#### Problem description:
All the entries need to be quoted exactly, apart from the pictures, which you should drop.

Figure data in JSON:
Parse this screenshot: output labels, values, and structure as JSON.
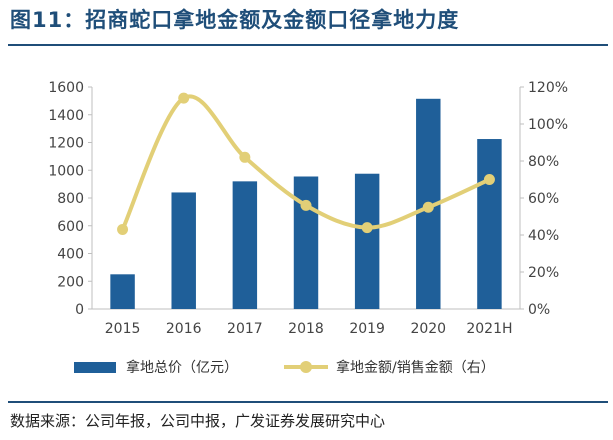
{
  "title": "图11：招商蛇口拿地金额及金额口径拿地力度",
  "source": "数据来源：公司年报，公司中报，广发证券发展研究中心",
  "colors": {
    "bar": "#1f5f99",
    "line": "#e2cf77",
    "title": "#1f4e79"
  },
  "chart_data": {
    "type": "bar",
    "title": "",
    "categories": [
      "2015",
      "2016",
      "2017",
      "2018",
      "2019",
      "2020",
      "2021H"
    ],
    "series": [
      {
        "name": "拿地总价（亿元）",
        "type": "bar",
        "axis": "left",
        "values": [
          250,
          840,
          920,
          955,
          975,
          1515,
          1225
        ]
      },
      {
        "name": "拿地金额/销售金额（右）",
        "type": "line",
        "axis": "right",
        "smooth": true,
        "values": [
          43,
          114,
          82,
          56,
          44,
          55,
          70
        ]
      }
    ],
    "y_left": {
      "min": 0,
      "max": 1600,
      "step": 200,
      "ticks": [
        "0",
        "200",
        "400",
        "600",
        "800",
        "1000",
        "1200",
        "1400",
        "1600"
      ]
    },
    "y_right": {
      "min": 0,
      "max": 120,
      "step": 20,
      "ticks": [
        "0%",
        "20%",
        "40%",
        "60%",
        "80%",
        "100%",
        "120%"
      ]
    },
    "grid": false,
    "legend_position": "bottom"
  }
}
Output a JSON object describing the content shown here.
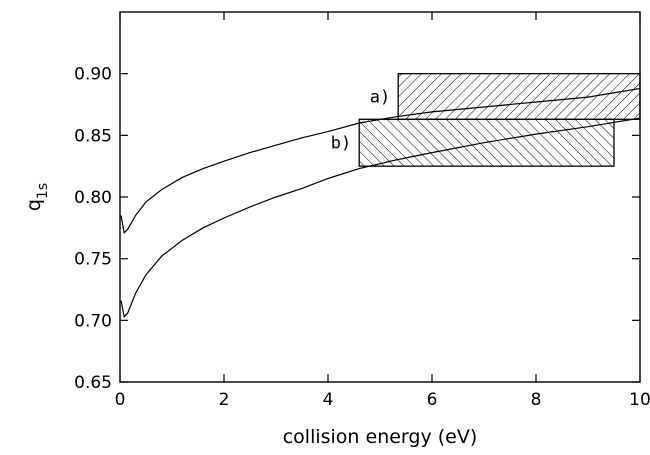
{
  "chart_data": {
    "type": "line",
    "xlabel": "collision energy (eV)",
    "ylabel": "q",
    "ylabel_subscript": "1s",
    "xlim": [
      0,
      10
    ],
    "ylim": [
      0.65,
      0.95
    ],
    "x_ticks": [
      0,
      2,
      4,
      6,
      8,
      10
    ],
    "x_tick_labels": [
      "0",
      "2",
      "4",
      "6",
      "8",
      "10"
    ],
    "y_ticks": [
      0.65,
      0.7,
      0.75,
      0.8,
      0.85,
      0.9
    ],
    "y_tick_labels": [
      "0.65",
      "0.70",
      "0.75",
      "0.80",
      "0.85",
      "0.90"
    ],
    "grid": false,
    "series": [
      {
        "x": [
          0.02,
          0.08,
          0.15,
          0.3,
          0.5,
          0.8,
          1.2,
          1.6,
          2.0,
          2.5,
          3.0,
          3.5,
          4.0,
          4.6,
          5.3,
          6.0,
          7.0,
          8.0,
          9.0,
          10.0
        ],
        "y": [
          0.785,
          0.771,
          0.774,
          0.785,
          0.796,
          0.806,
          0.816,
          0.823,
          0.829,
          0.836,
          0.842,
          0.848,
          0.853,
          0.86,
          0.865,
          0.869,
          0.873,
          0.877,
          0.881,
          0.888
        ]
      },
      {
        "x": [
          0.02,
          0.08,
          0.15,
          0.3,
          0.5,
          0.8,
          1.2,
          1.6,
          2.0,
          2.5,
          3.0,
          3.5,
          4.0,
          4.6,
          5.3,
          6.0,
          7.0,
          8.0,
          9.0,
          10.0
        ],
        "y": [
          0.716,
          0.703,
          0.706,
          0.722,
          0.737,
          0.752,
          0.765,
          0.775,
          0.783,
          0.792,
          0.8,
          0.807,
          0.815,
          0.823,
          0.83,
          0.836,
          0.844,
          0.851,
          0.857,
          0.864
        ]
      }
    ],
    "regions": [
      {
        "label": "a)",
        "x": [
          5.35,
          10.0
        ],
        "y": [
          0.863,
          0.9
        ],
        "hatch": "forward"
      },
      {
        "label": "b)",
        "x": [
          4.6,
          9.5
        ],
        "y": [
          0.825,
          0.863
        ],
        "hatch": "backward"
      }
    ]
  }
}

#### Output of the task:
Parse this screenshot: output labels, values, and structure as JSON.
{
  "title": "图11：招商蛇口拿地金额及金额口径拿地力度",
  "source": "数据来源：公司年报，公司中报，广发证券发展研究中心",
  "colors": {
    "bar": "#1f5f99",
    "line": "#e2cf77",
    "title": "#1f4e79"
  },
  "chart_data": {
    "type": "bar",
    "title": "",
    "categories": [
      "2015",
      "2016",
      "2017",
      "2018",
      "2019",
      "2020",
      "2021H"
    ],
    "series": [
      {
        "name": "拿地总价（亿元）",
        "type": "bar",
        "axis": "left",
        "values": [
          250,
          840,
          920,
          955,
          975,
          1515,
          1225
        ]
      },
      {
        "name": "拿地金额/销售金额（右）",
        "type": "line",
        "axis": "right",
        "smooth": true,
        "values": [
          43,
          114,
          82,
          56,
          44,
          55,
          70
        ]
      }
    ],
    "y_left": {
      "min": 0,
      "max": 1600,
      "step": 200,
      "ticks": [
        "0",
        "200",
        "400",
        "600",
        "800",
        "1000",
        "1200",
        "1400",
        "1600"
      ]
    },
    "y_right": {
      "min": 0,
      "max": 120,
      "step": 20,
      "ticks": [
        "0%",
        "20%",
        "40%",
        "60%",
        "80%",
        "100%",
        "120%"
      ]
    },
    "grid": false,
    "legend_position": "bottom"
  }
}
Output a JSON object describing the content shown here.
{
  "chart_data": {
    "type": "line",
    "xlabel": "collision energy (eV)",
    "ylabel": "q",
    "ylabel_subscript": "1s",
    "xlim": [
      0,
      10
    ],
    "ylim": [
      0.65,
      0.95
    ],
    "x_ticks": [
      0,
      2,
      4,
      6,
      8,
      10
    ],
    "x_tick_labels": [
      "0",
      "2",
      "4",
      "6",
      "8",
      "10"
    ],
    "y_ticks": [
      0.65,
      0.7,
      0.75,
      0.8,
      0.85,
      0.9
    ],
    "y_tick_labels": [
      "0.65",
      "0.70",
      "0.75",
      "0.80",
      "0.85",
      "0.90"
    ],
    "grid": false,
    "series": [
      {
        "x": [
          0.02,
          0.08,
          0.15,
          0.3,
          0.5,
          0.8,
          1.2,
          1.6,
          2.0,
          2.5,
          3.0,
          3.5,
          4.0,
          4.6,
          5.3,
          6.0,
          7.0,
          8.0,
          9.0,
          10.0
        ],
        "y": [
          0.785,
          0.771,
          0.774,
          0.785,
          0.796,
          0.806,
          0.816,
          0.823,
          0.829,
          0.836,
          0.842,
          0.848,
          0.853,
          0.86,
          0.865,
          0.869,
          0.873,
          0.877,
          0.881,
          0.888
        ]
      },
      {
        "x": [
          0.02,
          0.08,
          0.15,
          0.3,
          0.5,
          0.8,
          1.2,
          1.6,
          2.0,
          2.5,
          3.0,
          3.5,
          4.0,
          4.6,
          5.3,
          6.0,
          7.0,
          8.0,
          9.0,
          10.0
        ],
        "y": [
          0.716,
          0.703,
          0.706,
          0.722,
          0.737,
          0.752,
          0.765,
          0.775,
          0.783,
          0.792,
          0.8,
          0.807,
          0.815,
          0.823,
          0.83,
          0.836,
          0.844,
          0.851,
          0.857,
          0.864
        ]
      }
    ],
    "regions": [
      {
        "label": "a)",
        "x": [
          5.35,
          10.0
        ],
        "y": [
          0.863,
          0.9
        ],
        "hatch": "forward"
      },
      {
        "label": "b)",
        "x": [
          4.6,
          9.5
        ],
        "y": [
          0.825,
          0.863
        ],
        "hatch": "backward"
      }
    ]
  }
}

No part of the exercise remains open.